Instructions to follow:
Restate the entries word for word, omitting nothing.

Records for this exercise:
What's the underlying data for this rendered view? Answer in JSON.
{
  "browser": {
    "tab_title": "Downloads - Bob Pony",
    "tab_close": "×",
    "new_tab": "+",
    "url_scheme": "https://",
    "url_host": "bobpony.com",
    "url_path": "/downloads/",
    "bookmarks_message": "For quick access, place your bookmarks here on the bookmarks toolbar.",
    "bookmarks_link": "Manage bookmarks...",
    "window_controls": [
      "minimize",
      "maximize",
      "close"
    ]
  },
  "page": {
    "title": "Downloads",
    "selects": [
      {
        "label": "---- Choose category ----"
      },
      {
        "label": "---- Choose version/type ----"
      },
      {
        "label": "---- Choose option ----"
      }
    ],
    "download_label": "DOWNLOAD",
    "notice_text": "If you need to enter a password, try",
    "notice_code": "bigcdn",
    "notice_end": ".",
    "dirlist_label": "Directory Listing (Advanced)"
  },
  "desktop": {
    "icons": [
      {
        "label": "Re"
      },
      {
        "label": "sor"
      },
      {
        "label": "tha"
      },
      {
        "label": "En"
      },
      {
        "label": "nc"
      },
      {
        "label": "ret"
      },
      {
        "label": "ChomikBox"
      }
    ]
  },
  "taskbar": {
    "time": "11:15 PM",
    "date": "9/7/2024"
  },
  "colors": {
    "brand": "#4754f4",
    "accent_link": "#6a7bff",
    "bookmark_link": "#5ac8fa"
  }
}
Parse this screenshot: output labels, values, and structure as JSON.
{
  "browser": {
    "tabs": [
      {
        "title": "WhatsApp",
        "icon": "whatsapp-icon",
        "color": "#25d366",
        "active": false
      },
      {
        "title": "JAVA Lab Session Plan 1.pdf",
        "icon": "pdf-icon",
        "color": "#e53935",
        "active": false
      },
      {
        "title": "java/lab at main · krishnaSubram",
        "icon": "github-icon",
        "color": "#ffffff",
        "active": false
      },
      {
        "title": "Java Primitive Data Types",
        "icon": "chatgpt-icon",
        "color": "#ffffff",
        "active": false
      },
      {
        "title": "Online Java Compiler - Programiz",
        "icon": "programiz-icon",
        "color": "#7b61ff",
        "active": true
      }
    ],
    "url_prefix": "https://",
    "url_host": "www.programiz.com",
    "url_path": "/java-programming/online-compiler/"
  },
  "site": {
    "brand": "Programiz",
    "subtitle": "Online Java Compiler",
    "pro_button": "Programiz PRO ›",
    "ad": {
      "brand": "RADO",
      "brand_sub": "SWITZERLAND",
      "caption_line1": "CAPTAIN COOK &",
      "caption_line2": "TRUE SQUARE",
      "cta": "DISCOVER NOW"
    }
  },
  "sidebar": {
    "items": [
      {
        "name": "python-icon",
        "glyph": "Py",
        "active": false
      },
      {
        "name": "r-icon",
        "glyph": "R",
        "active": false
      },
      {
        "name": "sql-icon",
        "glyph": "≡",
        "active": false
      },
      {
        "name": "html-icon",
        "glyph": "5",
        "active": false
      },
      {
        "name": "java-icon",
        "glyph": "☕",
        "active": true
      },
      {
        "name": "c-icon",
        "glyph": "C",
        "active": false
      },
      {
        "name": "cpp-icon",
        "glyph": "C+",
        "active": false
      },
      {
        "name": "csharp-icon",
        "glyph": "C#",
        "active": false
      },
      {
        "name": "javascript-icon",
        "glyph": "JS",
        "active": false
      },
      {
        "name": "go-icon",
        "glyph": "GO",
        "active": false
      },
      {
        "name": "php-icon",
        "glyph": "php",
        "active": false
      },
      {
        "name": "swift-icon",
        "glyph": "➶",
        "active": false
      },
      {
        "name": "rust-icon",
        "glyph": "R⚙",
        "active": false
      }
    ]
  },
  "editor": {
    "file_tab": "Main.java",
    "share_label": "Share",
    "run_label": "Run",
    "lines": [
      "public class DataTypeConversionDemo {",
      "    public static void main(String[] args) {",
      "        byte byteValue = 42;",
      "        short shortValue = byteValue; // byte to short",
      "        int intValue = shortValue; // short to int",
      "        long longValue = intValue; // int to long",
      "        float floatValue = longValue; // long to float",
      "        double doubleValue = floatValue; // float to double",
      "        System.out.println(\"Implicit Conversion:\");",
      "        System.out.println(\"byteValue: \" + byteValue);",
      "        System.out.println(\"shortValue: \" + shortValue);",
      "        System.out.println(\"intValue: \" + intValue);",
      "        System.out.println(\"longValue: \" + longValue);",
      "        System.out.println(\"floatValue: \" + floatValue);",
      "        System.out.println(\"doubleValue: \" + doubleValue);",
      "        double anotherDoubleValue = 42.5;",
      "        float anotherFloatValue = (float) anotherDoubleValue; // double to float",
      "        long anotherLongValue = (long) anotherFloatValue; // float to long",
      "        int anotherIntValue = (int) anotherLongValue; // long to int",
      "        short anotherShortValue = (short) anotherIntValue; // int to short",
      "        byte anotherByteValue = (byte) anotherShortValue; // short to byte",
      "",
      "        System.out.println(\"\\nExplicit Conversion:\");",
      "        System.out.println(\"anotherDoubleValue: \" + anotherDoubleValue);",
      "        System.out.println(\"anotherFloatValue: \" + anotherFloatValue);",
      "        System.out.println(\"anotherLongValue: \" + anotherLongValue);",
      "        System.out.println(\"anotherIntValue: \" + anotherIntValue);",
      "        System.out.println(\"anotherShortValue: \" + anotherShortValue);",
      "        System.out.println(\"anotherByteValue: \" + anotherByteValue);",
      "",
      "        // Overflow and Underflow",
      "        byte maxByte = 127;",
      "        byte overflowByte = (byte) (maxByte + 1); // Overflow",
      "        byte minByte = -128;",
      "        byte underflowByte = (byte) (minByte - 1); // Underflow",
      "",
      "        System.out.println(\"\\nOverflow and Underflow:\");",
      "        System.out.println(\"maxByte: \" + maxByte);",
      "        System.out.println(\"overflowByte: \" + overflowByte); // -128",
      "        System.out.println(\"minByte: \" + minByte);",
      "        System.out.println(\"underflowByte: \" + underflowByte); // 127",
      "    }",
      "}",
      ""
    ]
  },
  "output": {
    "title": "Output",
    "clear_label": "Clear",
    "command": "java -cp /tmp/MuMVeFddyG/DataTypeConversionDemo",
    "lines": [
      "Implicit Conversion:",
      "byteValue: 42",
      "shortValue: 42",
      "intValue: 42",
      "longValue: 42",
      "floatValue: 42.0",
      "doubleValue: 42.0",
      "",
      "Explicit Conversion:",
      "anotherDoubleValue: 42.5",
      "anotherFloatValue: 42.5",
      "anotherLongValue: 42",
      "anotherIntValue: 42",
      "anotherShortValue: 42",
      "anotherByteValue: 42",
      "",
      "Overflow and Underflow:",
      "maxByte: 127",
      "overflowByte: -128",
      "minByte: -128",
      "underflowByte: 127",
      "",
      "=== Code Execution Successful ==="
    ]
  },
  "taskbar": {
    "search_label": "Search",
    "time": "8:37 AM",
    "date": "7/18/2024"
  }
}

The reply:
What's the underlying data for this rendered view? Answer in JSON.
{
  "browser": {
    "tab_title": "Downloads - Bob Pony",
    "tab_close": "×",
    "new_tab": "+",
    "url_scheme": "https://",
    "url_host": "bobpony.com",
    "url_path": "/downloads/",
    "bookmarks_message": "For quick access, place your bookmarks here on the bookmarks toolbar.",
    "bookmarks_link": "Manage bookmarks...",
    "window_controls": [
      "minimize",
      "maximize",
      "close"
    ]
  },
  "page": {
    "title": "Downloads",
    "selects": [
      {
        "label": "---- Choose category ----"
      },
      {
        "label": "---- Choose version/type ----"
      },
      {
        "label": "---- Choose option ----"
      }
    ],
    "download_label": "DOWNLOAD",
    "notice_text": "If you need to enter a password, try",
    "notice_code": "bigcdn",
    "notice_end": ".",
    "dirlist_label": "Directory Listing (Advanced)"
  },
  "desktop": {
    "icons": [
      {
        "label": "Re"
      },
      {
        "label": "sor"
      },
      {
        "label": "tha"
      },
      {
        "label": "En"
      },
      {
        "label": "nc"
      },
      {
        "label": "ret"
      },
      {
        "label": "ChomikBox"
      }
    ]
  },
  "taskbar": {
    "time": "11:15 PM",
    "date": "9/7/2024"
  },
  "colors": {
    "brand": "#4754f4",
    "accent_link": "#6a7bff",
    "bookmark_link": "#5ac8fa"
  }
}
Parse this screenshot: output labels, values, and structure as JSON.
{
  "browser": {
    "tabs": [
      {
        "title": "WhatsApp",
        "icon": "whatsapp-icon",
        "color": "#25d366",
        "active": false
      },
      {
        "title": "JAVA Lab Session Plan 1.pdf",
        "icon": "pdf-icon",
        "color": "#e53935",
        "active": false
      },
      {
        "title": "java/lab at main · krishnaSubram",
        "icon": "github-icon",
        "color": "#ffffff",
        "active": false
      },
      {
        "title": "Java Primitive Data Types",
        "icon": "chatgpt-icon",
        "color": "#ffffff",
        "active": false
      },
      {
        "title": "Online Java Compiler - Programiz",
        "icon": "programiz-icon",
        "color": "#7b61ff",
        "active": true
      }
    ],
    "url_prefix": "https://",
    "url_host": "www.programiz.com",
    "url_path": "/java-programming/online-compiler/"
  },
  "site": {
    "brand": "Programiz",
    "subtitle": "Online Java Compiler",
    "pro_button": "Programiz PRO ›",
    "ad": {
      "brand": "RADO",
      "brand_sub": "SWITZERLAND",
      "caption_line1": "CAPTAIN COOK &",
      "caption_line2": "TRUE SQUARE",
      "cta": "DISCOVER NOW"
    }
  },
  "sidebar": {
    "items": [
      {
        "name": "python-icon",
        "glyph": "Py",
        "active": false
      },
      {
        "name": "r-icon",
        "glyph": "R",
        "active": false
      },
      {
        "name": "sql-icon",
        "glyph": "≡",
        "active": false
      },
      {
        "name": "html-icon",
        "glyph": "5",
        "active": false
      },
      {
        "name": "java-icon",
        "glyph": "☕",
        "active": true
      },
      {
        "name": "c-icon",
        "glyph": "C",
        "active": false
      },
      {
        "name": "cpp-icon",
        "glyph": "C+",
        "active": false
      },
      {
        "name": "csharp-icon",
        "glyph": "C#",
        "active": false
      },
      {
        "name": "javascript-icon",
        "glyph": "JS",
        "active": false
      },
      {
        "name": "go-icon",
        "glyph": "GO",
        "active": false
      },
      {
        "name": "php-icon",
        "glyph": "php",
        "active": false
      },
      {
        "name": "swift-icon",
        "glyph": "➶",
        "active": false
      },
      {
        "name": "rust-icon",
        "glyph": "R⚙",
        "active": false
      }
    ]
  },
  "editor": {
    "file_tab": "Main.java",
    "share_label": "Share",
    "run_label": "Run",
    "lines": [
      "public class DataTypeConversionDemo {",
      "    public static void main(String[] args) {",
      "        byte byteValue = 42;",
      "        short shortValue = byteValue; // byte to short",
      "        int intValue = shortValue; // short to int",
      "        long longValue = intValue; // int to long",
      "        float floatValue = longValue; // long to float",
      "        double doubleValue = floatValue; // float to double",
      "        System.out.println(\"Implicit Conversion:\");",
      "        System.out.println(\"byteValue: \" + byteValue);",
      "        System.out.println(\"shortValue: \" + shortValue);",
      "        System.out.println(\"intValue: \" + intValue);",
      "        System.out.println(\"longValue: \" + longValue);",
      "        System.out.println(\"floatValue: \" + floatValue);",
      "        System.out.println(\"doubleValue: \" + doubleValue);",
      "        double anotherDoubleValue = 42.5;",
      "        float anotherFloatValue = (float) anotherDoubleValue; // double to float",
      "        long anotherLongValue = (long) anotherFloatValue; // float to long",
      "        int anotherIntValue = (int) anotherLongValue; // long to int",
      "        short anotherShortValue = (short) anotherIntValue; // int to short",
      "        byte anotherByteValue = (byte) anotherShortValue; // short to byte",
      "",
      "        System.out.println(\"\\nExplicit Conversion:\");",
      "        System.out.println(\"anotherDoubleValue: \" + anotherDoubleValue);",
      "        System.out.println(\"anotherFloatValue: \" + anotherFloatValue);",
      "        System.out.println(\"anotherLongValue: \" + anotherLongValue);",
      "        System.out.println(\"anotherIntValue: \" + anotherIntValue);",
      "        System.out.println(\"anotherShortValue: \" + anotherShortValue);",
      "        System.out.println(\"anotherByteValue: \" + anotherByteValue);",
      "",
      "        // Overflow and Underflow",
      "        byte maxByte = 127;",
      "        byte overflowByte = (byte) (maxByte + 1); // Overflow",
      "        byte minByte = -128;",
      "        byte underflowByte = (byte) (minByte - 1); // Underflow",
      "",
      "        System.out.println(\"\\nOverflow and Underflow:\");",
      "        System.out.println(\"maxByte: \" + maxByte);",
      "        System.out.println(\"overflowByte: \" + overflowByte); // -128",
      "        System.out.println(\"minByte: \" + minByte);",
      "        System.out.println(\"underflowByte: \" + underflowByte); // 127",
      "    }",
      "}",
      ""
    ]
  },
  "output": {
    "title": "Output",
    "clear_label": "Clear",
    "command": "java -cp /tmp/MuMVeFddyG/DataTypeConversionDemo",
    "lines": [
      "Implicit Conversion:",
      "byteValue: 42",
      "shortValue: 42",
      "intValue: 42",
      "longValue: 42",
      "floatValue: 42.0",
      "doubleValue: 42.0",
      "",
      "Explicit Conversion:",
      "anotherDoubleValue: 42.5",
      "anotherFloatValue: 42.5",
      "anotherLongValue: 42",
      "anotherIntValue: 42",
      "anotherShortValue: 42",
      "anotherByteValue: 42",
      "",
      "Overflow and Underflow:",
      "maxByte: 127",
      "overflowByte: -128",
      "minByte: -128",
      "underflowByte: 127",
      "",
      "=== Code Execution Successful ==="
    ]
  },
  "taskbar": {
    "search_label": "Search",
    "time": "8:37 AM",
    "date": "7/18/2024"
  }
}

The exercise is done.